Given request: Check every line below for the word "into" and show those that hold it.

•••••

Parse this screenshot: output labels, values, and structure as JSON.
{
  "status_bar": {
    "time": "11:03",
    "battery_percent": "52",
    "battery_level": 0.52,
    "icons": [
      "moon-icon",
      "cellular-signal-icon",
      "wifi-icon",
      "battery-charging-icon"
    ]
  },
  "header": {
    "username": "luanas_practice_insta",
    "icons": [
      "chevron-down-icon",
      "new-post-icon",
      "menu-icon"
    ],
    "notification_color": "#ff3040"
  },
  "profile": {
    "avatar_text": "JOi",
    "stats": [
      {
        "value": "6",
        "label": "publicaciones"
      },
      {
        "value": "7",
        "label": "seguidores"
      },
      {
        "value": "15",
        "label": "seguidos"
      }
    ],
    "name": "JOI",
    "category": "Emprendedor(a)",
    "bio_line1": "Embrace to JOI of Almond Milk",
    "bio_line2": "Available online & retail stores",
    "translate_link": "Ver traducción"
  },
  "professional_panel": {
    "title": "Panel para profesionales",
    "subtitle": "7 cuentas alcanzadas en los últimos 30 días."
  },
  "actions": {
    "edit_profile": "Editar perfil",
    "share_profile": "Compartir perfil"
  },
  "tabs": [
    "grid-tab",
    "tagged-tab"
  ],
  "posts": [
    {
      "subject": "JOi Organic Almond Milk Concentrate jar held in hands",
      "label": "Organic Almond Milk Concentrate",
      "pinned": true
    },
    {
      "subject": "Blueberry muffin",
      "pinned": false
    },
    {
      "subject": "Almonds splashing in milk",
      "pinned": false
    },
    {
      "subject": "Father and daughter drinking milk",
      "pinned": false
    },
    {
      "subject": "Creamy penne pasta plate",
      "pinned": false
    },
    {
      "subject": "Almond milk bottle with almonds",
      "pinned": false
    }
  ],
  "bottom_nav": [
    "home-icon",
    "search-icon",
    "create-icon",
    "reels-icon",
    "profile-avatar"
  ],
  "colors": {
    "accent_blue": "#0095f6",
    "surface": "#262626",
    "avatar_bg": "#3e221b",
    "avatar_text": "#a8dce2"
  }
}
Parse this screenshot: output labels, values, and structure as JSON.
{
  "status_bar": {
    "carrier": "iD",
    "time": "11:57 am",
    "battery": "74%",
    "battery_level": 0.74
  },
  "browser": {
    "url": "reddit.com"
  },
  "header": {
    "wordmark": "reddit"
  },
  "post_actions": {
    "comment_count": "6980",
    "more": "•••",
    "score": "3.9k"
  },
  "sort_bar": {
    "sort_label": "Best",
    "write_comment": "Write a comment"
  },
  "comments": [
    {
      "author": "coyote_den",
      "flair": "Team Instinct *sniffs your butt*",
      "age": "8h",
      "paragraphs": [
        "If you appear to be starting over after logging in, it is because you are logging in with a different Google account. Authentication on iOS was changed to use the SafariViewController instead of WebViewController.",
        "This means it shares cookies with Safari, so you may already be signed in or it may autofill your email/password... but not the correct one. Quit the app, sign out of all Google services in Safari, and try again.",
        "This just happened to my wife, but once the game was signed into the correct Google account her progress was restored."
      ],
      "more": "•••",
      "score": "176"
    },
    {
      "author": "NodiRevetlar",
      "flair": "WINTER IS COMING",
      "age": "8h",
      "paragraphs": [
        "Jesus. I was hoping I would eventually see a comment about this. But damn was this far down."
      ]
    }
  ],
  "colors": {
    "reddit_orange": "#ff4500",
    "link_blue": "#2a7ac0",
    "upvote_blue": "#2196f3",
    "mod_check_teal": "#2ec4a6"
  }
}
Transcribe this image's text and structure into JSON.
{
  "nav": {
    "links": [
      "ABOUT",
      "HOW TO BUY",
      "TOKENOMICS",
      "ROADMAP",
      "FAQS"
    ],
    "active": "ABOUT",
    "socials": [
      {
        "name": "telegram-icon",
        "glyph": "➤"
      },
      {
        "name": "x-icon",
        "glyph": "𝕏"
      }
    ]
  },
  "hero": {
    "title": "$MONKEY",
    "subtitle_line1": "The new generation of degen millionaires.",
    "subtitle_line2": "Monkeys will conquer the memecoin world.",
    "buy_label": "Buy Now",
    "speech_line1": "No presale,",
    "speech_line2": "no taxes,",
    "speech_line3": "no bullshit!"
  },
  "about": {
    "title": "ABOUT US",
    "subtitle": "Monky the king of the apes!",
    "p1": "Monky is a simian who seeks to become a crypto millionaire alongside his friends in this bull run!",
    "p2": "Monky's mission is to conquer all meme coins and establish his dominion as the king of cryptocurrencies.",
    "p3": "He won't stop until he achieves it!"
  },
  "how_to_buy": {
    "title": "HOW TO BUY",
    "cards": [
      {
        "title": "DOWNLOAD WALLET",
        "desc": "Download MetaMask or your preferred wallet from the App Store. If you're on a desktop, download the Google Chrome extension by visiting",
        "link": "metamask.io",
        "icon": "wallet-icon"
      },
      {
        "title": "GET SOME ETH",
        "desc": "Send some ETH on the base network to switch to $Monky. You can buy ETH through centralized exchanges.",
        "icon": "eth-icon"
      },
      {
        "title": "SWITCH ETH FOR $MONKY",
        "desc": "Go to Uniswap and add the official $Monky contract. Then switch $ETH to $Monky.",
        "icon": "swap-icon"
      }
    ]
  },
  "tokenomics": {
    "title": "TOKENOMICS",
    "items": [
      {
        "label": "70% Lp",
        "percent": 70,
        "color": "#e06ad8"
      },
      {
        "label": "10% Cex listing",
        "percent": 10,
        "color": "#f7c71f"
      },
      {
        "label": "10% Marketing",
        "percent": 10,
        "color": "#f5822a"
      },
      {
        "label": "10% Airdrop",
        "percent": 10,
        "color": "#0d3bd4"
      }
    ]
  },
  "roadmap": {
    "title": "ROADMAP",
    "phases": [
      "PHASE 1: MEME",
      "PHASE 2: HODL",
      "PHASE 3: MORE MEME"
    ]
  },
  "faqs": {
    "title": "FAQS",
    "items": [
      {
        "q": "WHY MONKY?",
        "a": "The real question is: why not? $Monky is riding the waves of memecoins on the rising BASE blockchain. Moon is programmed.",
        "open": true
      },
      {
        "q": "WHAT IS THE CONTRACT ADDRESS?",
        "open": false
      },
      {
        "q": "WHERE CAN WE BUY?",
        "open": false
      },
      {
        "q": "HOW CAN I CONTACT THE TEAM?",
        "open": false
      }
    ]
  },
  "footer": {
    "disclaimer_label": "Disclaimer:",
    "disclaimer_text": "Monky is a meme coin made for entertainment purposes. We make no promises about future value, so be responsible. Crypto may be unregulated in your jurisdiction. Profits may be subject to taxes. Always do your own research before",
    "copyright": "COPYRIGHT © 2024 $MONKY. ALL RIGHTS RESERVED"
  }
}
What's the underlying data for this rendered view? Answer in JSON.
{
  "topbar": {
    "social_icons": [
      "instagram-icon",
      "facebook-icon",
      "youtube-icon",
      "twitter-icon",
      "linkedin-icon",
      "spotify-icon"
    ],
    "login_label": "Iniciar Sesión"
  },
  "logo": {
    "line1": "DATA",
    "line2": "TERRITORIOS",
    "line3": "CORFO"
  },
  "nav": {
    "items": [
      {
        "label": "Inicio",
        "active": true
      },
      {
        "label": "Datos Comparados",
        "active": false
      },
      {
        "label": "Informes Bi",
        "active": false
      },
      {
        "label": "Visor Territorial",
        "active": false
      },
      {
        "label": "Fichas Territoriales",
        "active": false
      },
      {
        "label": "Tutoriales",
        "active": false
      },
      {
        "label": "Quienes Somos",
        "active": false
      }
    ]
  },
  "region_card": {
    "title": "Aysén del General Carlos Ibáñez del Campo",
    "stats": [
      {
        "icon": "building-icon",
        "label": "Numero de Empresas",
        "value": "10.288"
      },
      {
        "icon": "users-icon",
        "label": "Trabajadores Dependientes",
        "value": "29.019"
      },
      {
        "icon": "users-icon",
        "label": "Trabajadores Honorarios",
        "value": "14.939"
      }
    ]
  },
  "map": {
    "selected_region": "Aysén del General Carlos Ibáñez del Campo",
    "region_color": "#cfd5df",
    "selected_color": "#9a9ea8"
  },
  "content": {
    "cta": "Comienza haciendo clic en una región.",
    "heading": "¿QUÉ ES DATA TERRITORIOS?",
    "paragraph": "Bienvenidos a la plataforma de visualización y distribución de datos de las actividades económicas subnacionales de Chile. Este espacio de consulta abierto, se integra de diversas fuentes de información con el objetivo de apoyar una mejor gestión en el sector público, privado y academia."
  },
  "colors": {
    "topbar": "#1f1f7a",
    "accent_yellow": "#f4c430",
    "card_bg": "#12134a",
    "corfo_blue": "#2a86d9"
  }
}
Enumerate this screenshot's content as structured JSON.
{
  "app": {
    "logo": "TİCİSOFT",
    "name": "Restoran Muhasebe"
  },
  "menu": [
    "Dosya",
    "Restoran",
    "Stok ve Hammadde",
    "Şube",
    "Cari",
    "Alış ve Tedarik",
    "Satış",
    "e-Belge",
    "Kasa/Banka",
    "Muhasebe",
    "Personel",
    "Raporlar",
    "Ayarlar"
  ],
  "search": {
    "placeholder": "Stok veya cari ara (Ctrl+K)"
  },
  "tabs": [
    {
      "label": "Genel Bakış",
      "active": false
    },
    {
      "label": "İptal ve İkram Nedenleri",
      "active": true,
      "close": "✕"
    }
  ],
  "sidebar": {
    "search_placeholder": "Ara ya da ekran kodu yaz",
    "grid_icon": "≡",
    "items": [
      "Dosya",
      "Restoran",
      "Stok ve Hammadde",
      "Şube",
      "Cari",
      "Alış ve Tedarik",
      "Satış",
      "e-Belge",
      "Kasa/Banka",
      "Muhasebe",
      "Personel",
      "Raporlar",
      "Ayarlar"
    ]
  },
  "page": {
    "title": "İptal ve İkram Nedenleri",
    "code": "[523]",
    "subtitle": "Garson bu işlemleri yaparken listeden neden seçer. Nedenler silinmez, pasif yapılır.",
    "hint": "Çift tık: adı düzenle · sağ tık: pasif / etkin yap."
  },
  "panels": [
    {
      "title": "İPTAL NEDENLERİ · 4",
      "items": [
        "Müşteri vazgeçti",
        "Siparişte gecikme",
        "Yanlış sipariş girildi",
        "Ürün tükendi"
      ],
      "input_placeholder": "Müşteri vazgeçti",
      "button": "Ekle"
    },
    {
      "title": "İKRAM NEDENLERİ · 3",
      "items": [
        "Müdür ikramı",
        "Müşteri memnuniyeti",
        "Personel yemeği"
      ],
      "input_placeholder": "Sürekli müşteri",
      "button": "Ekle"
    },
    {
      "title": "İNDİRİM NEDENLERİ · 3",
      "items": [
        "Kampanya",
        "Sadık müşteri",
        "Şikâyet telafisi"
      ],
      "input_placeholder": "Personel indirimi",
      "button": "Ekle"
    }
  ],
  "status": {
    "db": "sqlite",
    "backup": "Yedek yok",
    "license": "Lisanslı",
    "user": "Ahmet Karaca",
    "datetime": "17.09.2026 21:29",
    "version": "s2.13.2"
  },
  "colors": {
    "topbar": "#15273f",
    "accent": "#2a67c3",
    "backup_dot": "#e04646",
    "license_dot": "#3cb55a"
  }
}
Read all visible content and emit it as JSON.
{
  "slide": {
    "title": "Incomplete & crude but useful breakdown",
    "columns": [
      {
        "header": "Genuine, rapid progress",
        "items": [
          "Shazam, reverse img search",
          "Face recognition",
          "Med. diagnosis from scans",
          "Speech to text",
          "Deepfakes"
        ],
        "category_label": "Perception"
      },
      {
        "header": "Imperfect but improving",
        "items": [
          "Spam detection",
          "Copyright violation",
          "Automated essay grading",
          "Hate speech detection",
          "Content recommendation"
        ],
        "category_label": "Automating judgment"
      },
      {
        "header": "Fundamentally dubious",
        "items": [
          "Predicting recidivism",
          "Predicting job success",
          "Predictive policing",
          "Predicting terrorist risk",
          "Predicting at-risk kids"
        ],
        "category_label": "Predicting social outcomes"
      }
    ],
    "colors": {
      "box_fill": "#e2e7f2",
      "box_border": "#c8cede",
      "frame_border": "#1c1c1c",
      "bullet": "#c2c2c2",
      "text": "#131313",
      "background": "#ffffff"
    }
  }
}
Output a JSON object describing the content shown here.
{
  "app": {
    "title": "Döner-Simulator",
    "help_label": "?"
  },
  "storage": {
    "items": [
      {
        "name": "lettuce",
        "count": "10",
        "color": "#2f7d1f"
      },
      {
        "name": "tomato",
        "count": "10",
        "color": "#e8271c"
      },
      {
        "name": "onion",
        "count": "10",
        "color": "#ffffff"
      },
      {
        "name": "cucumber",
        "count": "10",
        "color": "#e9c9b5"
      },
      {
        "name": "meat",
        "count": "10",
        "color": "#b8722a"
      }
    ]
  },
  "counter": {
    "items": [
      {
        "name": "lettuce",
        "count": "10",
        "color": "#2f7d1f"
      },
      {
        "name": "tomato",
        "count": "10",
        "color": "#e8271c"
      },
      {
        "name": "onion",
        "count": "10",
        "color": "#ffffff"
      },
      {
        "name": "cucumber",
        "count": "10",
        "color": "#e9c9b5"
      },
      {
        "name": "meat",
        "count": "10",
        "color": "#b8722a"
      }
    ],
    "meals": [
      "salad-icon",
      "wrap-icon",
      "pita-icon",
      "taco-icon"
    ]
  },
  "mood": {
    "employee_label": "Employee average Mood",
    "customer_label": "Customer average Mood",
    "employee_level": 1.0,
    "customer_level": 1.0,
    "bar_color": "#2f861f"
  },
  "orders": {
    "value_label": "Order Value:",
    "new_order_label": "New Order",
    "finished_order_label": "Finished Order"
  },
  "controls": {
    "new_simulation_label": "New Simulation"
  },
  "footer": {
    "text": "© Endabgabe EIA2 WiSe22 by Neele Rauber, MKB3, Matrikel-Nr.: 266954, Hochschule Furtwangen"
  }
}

•••••

Solution for this problem:
        "This just happened to my wife, but once the game was signed into the correct Google account her progress was restored."
Transcribe this image's text and structure into JSON.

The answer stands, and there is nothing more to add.